_Exercise instructions_
Your task is to repeat the entries word for word while leaving out the pictures.
--- Begin Supplied records ---
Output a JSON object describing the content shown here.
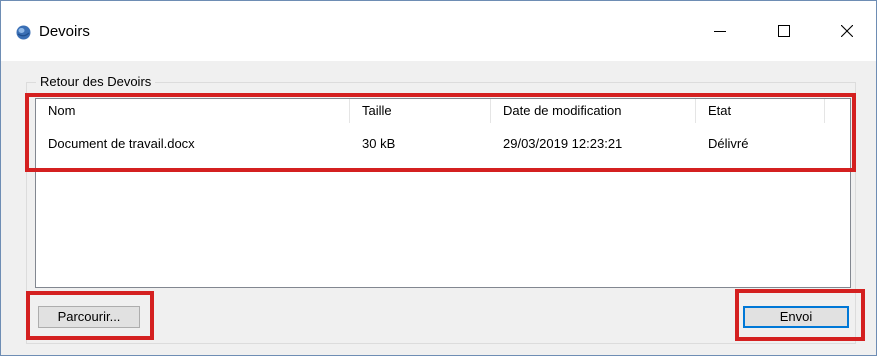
{
  "window": {
    "title": "Devoirs",
    "icon": "app-globe-icon",
    "controls": [
      "minimize-icon",
      "maximize-icon",
      "close-icon"
    ]
  },
  "group": {
    "label": "Retour des Devoirs"
  },
  "list": {
    "columns": [
      "Nom",
      "Taille",
      "Date de modification",
      "Etat"
    ],
    "rows": [
      [
        "Document de travail.docx",
        "30 kB",
        "29/03/2019 12:23:21",
        "Délivré"
      ]
    ]
  },
  "buttons": {
    "browse_label": "Parcourir...",
    "send_label": "Envoi"
  },
  "colors": {
    "highlight": "#d42020",
    "accent": "#0078d7"
  }
}
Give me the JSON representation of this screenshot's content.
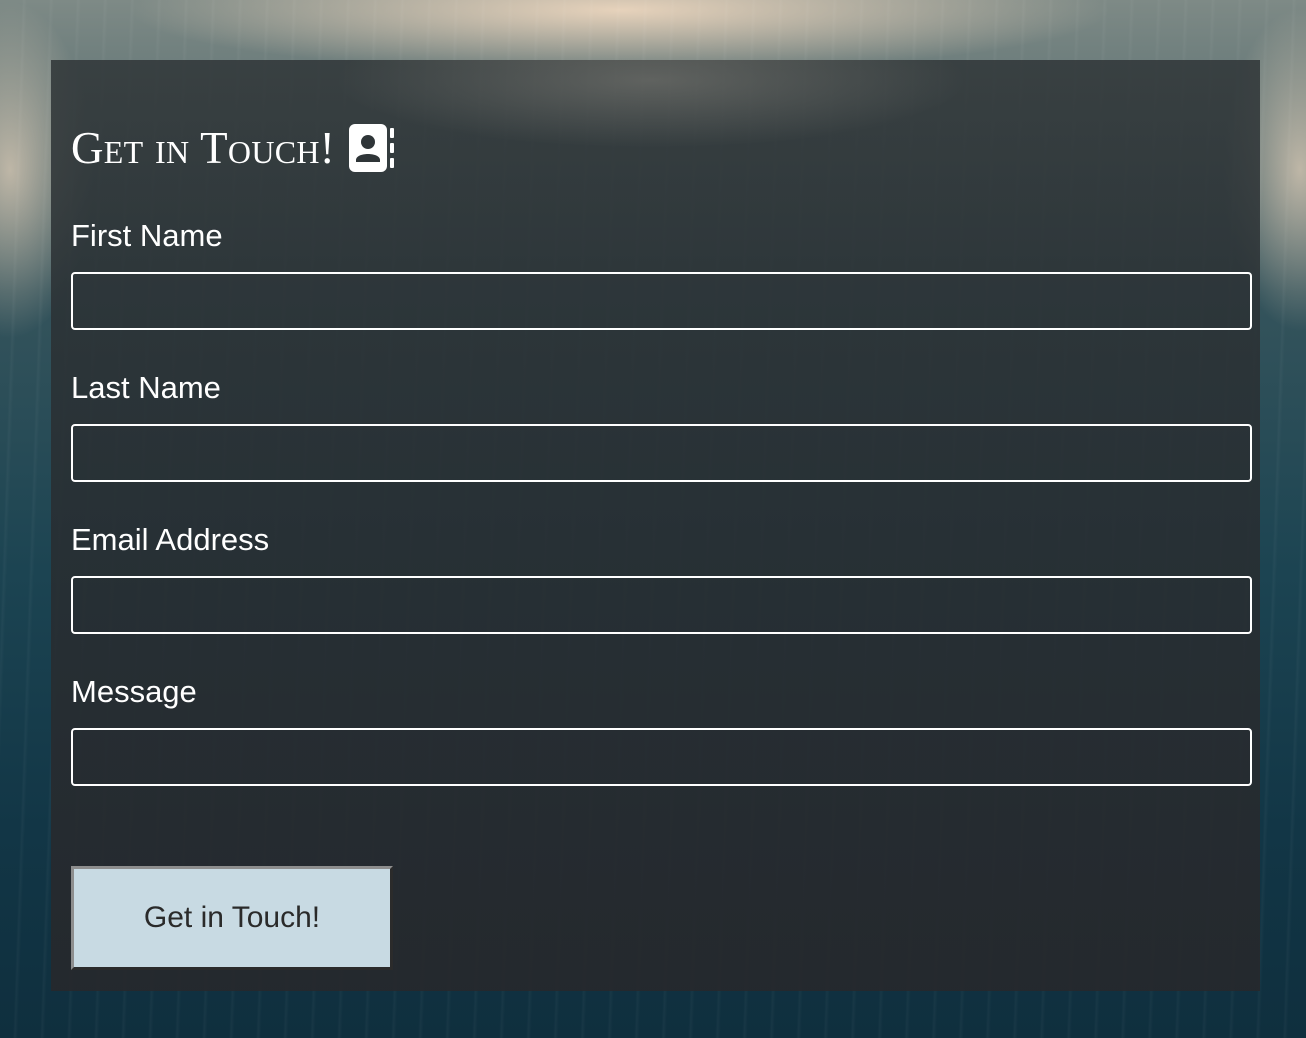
--- End Supplied records ---
_Solution to this task_
Output a JSON object describing the content shown here.
{
  "window": {
    "title": "Devoirs",
    "icon": "app-globe-icon",
    "controls": [
      "minimize-icon",
      "maximize-icon",
      "close-icon"
    ]
  },
  "group": {
    "label": "Retour des Devoirs"
  },
  "list": {
    "columns": [
      "Nom",
      "Taille",
      "Date de modification",
      "Etat"
    ],
    "rows": [
      [
        "Document de travail.docx",
        "30 kB",
        "29/03/2019 12:23:21",
        "Délivré"
      ]
    ]
  },
  "buttons": {
    "browse_label": "Parcourir...",
    "send_label": "Envoi"
  },
  "colors": {
    "highlight": "#d42020",
    "accent": "#0078d7"
  }
}
Give me the JSON representation of this screenshot's content.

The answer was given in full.